(Figure dataset records)
-- Begin --

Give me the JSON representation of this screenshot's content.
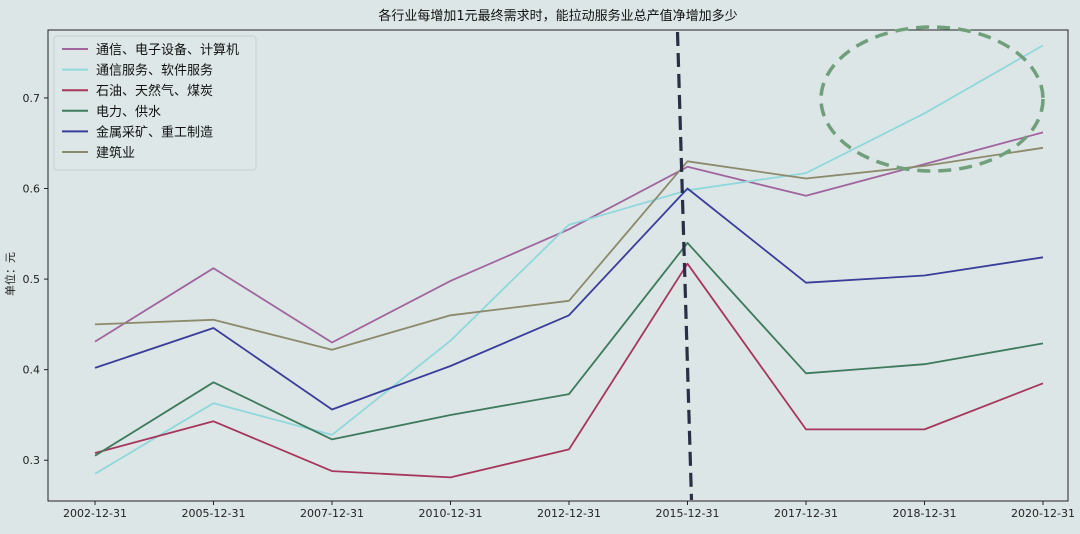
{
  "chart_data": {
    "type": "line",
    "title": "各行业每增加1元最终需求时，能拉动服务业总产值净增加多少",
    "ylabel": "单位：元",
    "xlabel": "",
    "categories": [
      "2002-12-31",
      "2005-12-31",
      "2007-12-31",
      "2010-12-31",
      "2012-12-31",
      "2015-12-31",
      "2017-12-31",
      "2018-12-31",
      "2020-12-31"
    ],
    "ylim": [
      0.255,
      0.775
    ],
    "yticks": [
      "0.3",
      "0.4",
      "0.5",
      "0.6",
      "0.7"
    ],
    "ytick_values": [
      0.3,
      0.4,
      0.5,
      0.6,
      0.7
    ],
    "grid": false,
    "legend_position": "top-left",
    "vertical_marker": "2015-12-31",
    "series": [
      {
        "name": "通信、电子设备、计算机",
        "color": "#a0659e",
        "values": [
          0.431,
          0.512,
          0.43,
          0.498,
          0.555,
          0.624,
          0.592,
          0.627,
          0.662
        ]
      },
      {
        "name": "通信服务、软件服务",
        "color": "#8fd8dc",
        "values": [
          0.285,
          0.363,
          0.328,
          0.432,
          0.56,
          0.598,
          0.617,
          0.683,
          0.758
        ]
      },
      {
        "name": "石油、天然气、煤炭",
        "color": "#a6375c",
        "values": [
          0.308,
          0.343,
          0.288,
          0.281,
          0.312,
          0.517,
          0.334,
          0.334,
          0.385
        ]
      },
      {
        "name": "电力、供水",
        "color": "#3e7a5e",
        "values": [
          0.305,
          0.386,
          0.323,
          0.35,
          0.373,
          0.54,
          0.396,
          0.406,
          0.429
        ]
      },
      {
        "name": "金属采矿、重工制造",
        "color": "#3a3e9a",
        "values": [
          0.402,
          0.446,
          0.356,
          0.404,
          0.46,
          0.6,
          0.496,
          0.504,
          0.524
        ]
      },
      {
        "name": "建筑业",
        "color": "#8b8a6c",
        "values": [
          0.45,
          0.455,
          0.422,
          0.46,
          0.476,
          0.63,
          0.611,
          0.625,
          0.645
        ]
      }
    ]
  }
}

-- End --

The task -> Count each line where the string "color" occurs, and write only the number.

Expected output -> 6